INPUT:
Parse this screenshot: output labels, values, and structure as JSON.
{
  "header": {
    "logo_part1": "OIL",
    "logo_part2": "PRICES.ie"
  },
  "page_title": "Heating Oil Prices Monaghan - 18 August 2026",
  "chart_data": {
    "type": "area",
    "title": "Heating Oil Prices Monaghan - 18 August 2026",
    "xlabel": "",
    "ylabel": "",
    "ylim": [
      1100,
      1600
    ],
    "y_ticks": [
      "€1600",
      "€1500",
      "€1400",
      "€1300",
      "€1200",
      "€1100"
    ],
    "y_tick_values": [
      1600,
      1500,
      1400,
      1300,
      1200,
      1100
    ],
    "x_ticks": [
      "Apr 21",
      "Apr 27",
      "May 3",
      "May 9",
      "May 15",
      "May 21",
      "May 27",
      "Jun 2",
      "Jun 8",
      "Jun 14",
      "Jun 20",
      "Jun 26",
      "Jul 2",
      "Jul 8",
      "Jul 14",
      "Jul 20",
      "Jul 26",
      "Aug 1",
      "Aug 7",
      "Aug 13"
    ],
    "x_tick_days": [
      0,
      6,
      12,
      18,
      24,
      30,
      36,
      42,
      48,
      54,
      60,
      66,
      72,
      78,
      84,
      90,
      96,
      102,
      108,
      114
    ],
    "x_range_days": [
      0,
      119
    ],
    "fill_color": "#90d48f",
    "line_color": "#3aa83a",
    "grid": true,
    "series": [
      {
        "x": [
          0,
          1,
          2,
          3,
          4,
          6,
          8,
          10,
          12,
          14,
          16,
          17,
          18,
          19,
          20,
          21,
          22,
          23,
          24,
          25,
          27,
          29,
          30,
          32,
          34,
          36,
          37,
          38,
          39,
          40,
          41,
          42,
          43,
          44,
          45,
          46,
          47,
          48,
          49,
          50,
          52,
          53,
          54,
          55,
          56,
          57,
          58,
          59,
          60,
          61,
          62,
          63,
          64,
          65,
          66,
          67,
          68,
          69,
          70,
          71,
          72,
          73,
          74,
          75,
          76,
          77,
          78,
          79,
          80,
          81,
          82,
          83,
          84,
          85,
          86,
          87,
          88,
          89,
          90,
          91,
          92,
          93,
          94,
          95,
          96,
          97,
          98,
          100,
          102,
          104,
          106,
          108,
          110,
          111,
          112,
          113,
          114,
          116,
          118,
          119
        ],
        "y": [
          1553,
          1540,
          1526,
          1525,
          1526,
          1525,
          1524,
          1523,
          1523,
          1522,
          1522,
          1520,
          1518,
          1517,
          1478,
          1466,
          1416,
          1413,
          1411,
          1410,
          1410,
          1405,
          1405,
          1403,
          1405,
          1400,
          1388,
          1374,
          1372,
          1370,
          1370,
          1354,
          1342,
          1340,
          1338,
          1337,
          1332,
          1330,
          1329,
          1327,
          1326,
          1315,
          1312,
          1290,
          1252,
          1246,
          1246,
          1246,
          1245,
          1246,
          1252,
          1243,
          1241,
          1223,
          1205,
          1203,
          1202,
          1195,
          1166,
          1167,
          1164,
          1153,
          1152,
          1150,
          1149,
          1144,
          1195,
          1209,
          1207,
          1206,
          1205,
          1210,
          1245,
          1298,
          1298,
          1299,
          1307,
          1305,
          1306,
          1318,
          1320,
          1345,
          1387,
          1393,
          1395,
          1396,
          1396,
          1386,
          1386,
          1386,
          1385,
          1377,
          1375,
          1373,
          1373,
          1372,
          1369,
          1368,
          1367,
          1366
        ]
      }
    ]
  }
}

THE PROBLEM: Each record above should be returned exactly as it appears.

RESPONSE:
Parse this screenshot: output labels, values, and structure as JSON.
{
  "header": {
    "logo_part1": "OIL",
    "logo_part2": "PRICES.ie"
  },
  "page_title": "Heating Oil Prices Monaghan - 18 August 2026",
  "chart_data": {
    "type": "area",
    "title": "Heating Oil Prices Monaghan - 18 August 2026",
    "xlabel": "",
    "ylabel": "",
    "ylim": [
      1100,
      1600
    ],
    "y_ticks": [
      "€1600",
      "€1500",
      "€1400",
      "€1300",
      "€1200",
      "€1100"
    ],
    "y_tick_values": [
      1600,
      1500,
      1400,
      1300,
      1200,
      1100
    ],
    "x_ticks": [
      "Apr 21",
      "Apr 27",
      "May 3",
      "May 9",
      "May 15",
      "May 21",
      "May 27",
      "Jun 2",
      "Jun 8",
      "Jun 14",
      "Jun 20",
      "Jun 26",
      "Jul 2",
      "Jul 8",
      "Jul 14",
      "Jul 20",
      "Jul 26",
      "Aug 1",
      "Aug 7",
      "Aug 13"
    ],
    "x_tick_days": [
      0,
      6,
      12,
      18,
      24,
      30,
      36,
      42,
      48,
      54,
      60,
      66,
      72,
      78,
      84,
      90,
      96,
      102,
      108,
      114
    ],
    "x_range_days": [
      0,
      119
    ],
    "fill_color": "#90d48f",
    "line_color": "#3aa83a",
    "grid": true,
    "series": [
      {
        "x": [
          0,
          1,
          2,
          3,
          4,
          6,
          8,
          10,
          12,
          14,
          16,
          17,
          18,
          19,
          20,
          21,
          22,
          23,
          24,
          25,
          27,
          29,
          30,
          32,
          34,
          36,
          37,
          38,
          39,
          40,
          41,
          42,
          43,
          44,
          45,
          46,
          47,
          48,
          49,
          50,
          52,
          53,
          54,
          55,
          56,
          57,
          58,
          59,
          60,
          61,
          62,
          63,
          64,
          65,
          66,
          67,
          68,
          69,
          70,
          71,
          72,
          73,
          74,
          75,
          76,
          77,
          78,
          79,
          80,
          81,
          82,
          83,
          84,
          85,
          86,
          87,
          88,
          89,
          90,
          91,
          92,
          93,
          94,
          95,
          96,
          97,
          98,
          100,
          102,
          104,
          106,
          108,
          110,
          111,
          112,
          113,
          114,
          116,
          118,
          119
        ],
        "y": [
          1553,
          1540,
          1526,
          1525,
          1526,
          1525,
          1524,
          1523,
          1523,
          1522,
          1522,
          1520,
          1518,
          1517,
          1478,
          1466,
          1416,
          1413,
          1411,
          1410,
          1410,
          1405,
          1405,
          1403,
          1405,
          1400,
          1388,
          1374,
          1372,
          1370,
          1370,
          1354,
          1342,
          1340,
          1338,
          1337,
          1332,
          1330,
          1329,
          1327,
          1326,
          1315,
          1312,
          1290,
          1252,
          1246,
          1246,
          1246,
          1245,
          1246,
          1252,
          1243,
          1241,
          1223,
          1205,
          1203,
          1202,
          1195,
          1166,
          1167,
          1164,
          1153,
          1152,
          1150,
          1149,
          1144,
          1195,
          1209,
          1207,
          1206,
          1205,
          1210,
          1245,
          1298,
          1298,
          1299,
          1307,
          1305,
          1306,
          1318,
          1320,
          1345,
          1387,
          1393,
          1395,
          1396,
          1396,
          1386,
          1386,
          1386,
          1385,
          1377,
          1375,
          1373,
          1373,
          1372,
          1369,
          1368,
          1367,
          1366
        ]
      }
    ]
  }
}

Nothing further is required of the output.